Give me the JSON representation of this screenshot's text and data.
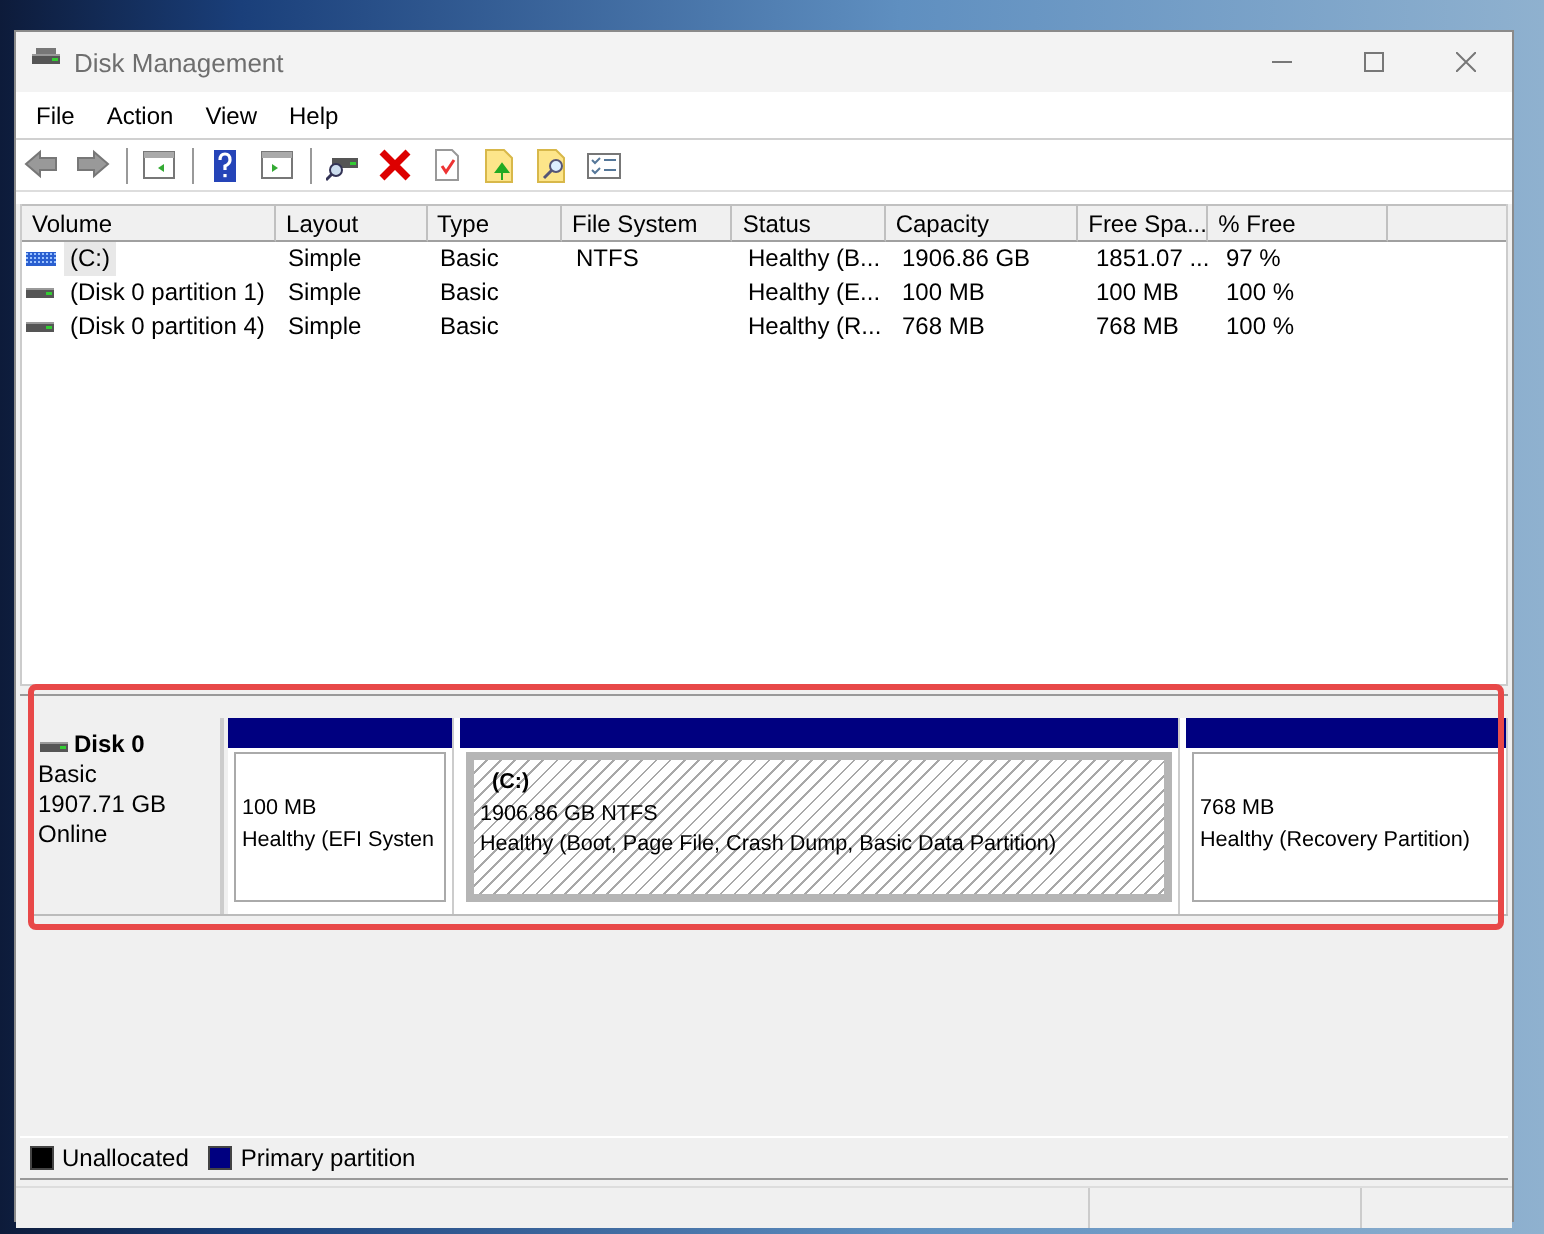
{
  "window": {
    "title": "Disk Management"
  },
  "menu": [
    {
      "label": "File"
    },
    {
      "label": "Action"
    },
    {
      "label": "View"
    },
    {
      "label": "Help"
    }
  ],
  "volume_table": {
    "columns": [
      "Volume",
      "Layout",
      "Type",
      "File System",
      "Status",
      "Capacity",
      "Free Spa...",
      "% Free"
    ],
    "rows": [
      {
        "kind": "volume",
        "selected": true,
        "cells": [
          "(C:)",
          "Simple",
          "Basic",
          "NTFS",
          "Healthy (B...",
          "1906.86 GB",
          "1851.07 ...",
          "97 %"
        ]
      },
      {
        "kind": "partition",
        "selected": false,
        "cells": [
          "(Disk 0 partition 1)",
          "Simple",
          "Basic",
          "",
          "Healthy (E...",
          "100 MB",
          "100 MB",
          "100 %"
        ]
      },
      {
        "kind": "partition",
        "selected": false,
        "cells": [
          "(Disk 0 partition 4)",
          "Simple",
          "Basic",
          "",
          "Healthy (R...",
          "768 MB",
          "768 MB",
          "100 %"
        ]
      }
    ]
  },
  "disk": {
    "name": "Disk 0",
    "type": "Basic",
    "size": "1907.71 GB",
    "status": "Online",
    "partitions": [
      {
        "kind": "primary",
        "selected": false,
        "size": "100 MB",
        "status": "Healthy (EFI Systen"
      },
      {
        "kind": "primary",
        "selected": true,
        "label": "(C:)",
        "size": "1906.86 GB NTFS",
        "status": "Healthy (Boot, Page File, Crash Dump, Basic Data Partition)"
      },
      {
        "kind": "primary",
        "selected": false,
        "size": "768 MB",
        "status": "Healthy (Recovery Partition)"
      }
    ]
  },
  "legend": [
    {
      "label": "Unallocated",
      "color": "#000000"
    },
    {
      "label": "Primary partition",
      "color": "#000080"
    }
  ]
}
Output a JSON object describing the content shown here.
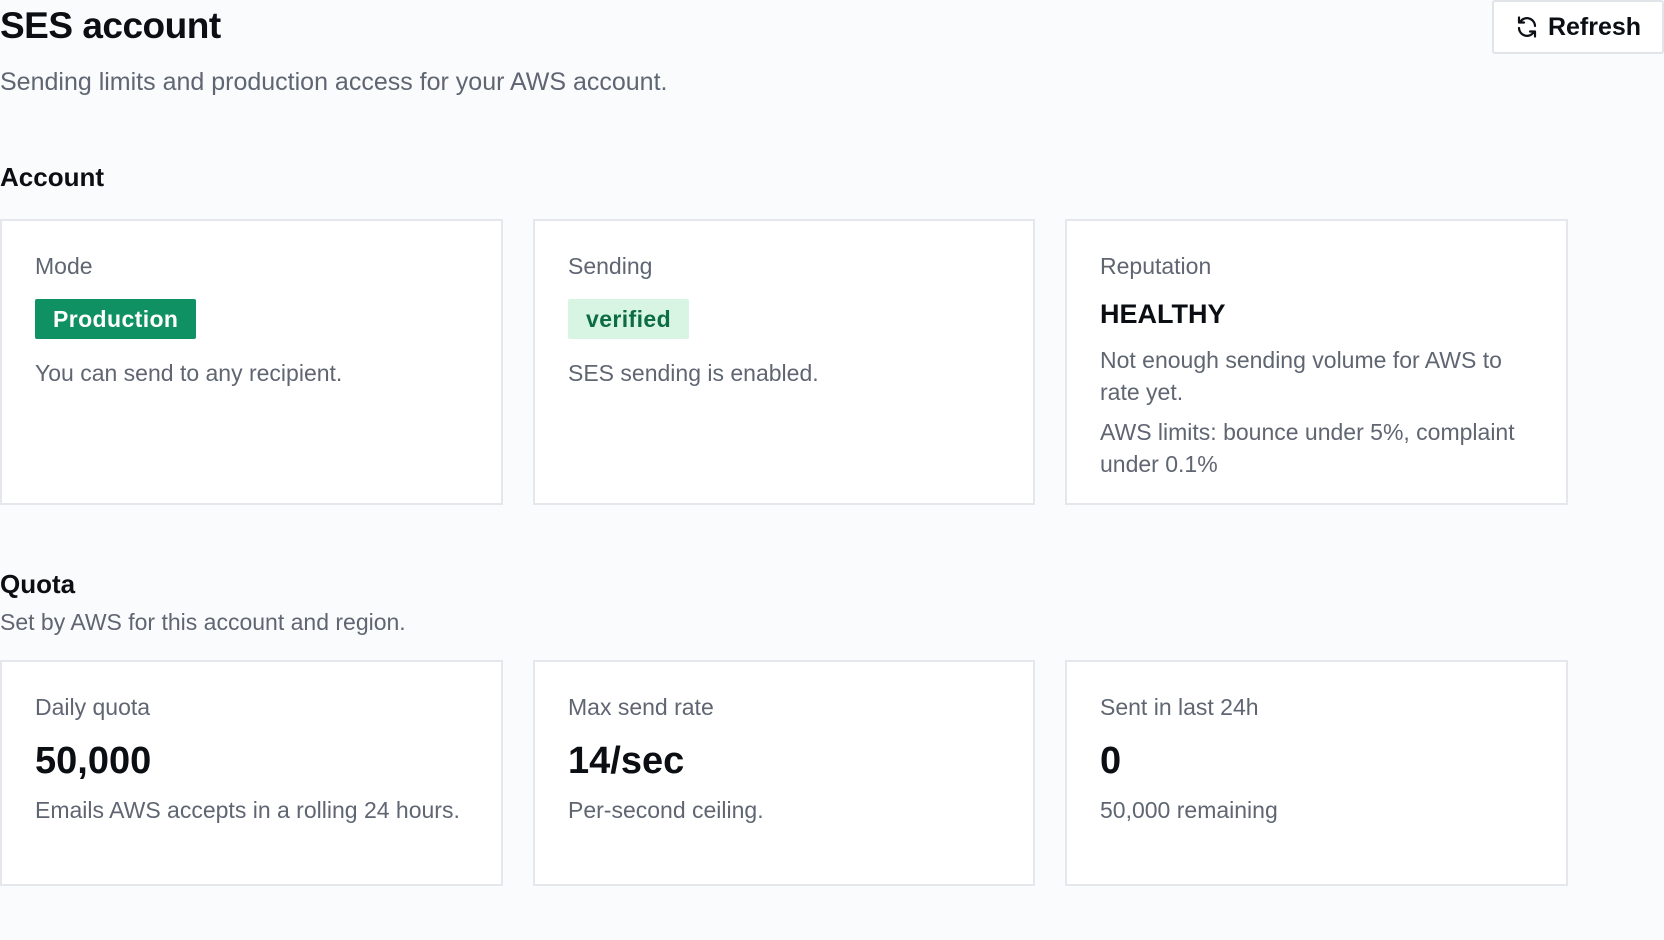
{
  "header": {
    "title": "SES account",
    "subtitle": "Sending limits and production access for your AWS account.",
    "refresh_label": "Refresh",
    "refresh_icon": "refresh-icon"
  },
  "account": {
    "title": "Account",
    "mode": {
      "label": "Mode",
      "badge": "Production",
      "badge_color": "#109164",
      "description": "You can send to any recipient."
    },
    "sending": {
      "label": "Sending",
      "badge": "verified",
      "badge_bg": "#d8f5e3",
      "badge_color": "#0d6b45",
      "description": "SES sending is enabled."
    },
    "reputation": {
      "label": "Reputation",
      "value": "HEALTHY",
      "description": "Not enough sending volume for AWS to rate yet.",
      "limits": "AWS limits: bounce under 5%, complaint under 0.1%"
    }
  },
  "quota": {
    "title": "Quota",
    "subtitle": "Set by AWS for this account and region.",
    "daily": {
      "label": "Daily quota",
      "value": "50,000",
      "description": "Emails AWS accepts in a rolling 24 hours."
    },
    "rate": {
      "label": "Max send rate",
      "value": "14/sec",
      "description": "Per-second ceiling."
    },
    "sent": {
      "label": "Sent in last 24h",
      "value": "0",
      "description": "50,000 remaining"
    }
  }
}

· · · · ·

→ **Written problem**
Extract the full listing above verbatim; pictures are to be left out of the copy.

→ **Exercise result**
Give me the JSON representation of this screenshot's text and data.
{
  "window": {
    "title": "Disk Management"
  },
  "menu": [
    {
      "label": "File"
    },
    {
      "label": "Action"
    },
    {
      "label": "View"
    },
    {
      "label": "Help"
    }
  ],
  "volume_table": {
    "columns": [
      "Volume",
      "Layout",
      "Type",
      "File System",
      "Status",
      "Capacity",
      "Free Spa...",
      "% Free"
    ],
    "rows": [
      {
        "kind": "volume",
        "selected": true,
        "cells": [
          "(C:)",
          "Simple",
          "Basic",
          "NTFS",
          "Healthy (B...",
          "1906.86 GB",
          "1851.07 ...",
          "97 %"
        ]
      },
      {
        "kind": "partition",
        "selected": false,
        "cells": [
          "(Disk 0 partition 1)",
          "Simple",
          "Basic",
          "",
          "Healthy (E...",
          "100 MB",
          "100 MB",
          "100 %"
        ]
      },
      {
        "kind": "partition",
        "selected": false,
        "cells": [
          "(Disk 0 partition 4)",
          "Simple",
          "Basic",
          "",
          "Healthy (R...",
          "768 MB",
          "768 MB",
          "100 %"
        ]
      }
    ]
  },
  "disk": {
    "name": "Disk 0",
    "type": "Basic",
    "size": "1907.71 GB",
    "status": "Online",
    "partitions": [
      {
        "kind": "primary",
        "selected": false,
        "size": "100 MB",
        "status": "Healthy (EFI Systen"
      },
      {
        "kind": "primary",
        "selected": true,
        "label": "(C:)",
        "size": "1906.86 GB NTFS",
        "status": "Healthy (Boot, Page File, Crash Dump, Basic Data Partition)"
      },
      {
        "kind": "primary",
        "selected": false,
        "size": "768 MB",
        "status": "Healthy (Recovery Partition)"
      }
    ]
  },
  "legend": [
    {
      "label": "Unallocated",
      "color": "#000000"
    },
    {
      "label": "Primary partition",
      "color": "#000080"
    }
  ]
}
Output a JSON object describing the content shown here.
{
  "header": {
    "title": "SES account",
    "subtitle": "Sending limits and production access for your AWS account.",
    "refresh_label": "Refresh",
    "refresh_icon": "refresh-icon"
  },
  "account": {
    "title": "Account",
    "mode": {
      "label": "Mode",
      "badge": "Production",
      "badge_color": "#109164",
      "description": "You can send to any recipient."
    },
    "sending": {
      "label": "Sending",
      "badge": "verified",
      "badge_bg": "#d8f5e3",
      "badge_color": "#0d6b45",
      "description": "SES sending is enabled."
    },
    "reputation": {
      "label": "Reputation",
      "value": "HEALTHY",
      "description": "Not enough sending volume for AWS to rate yet.",
      "limits": "AWS limits: bounce under 5%, complaint under 0.1%"
    }
  },
  "quota": {
    "title": "Quota",
    "subtitle": "Set by AWS for this account and region.",
    "daily": {
      "label": "Daily quota",
      "value": "50,000",
      "description": "Emails AWS accepts in a rolling 24 hours."
    },
    "rate": {
      "label": "Max send rate",
      "value": "14/sec",
      "description": "Per-second ceiling."
    },
    "sent": {
      "label": "Sent in last 24h",
      "value": "0",
      "description": "50,000 remaining"
    }
  }
}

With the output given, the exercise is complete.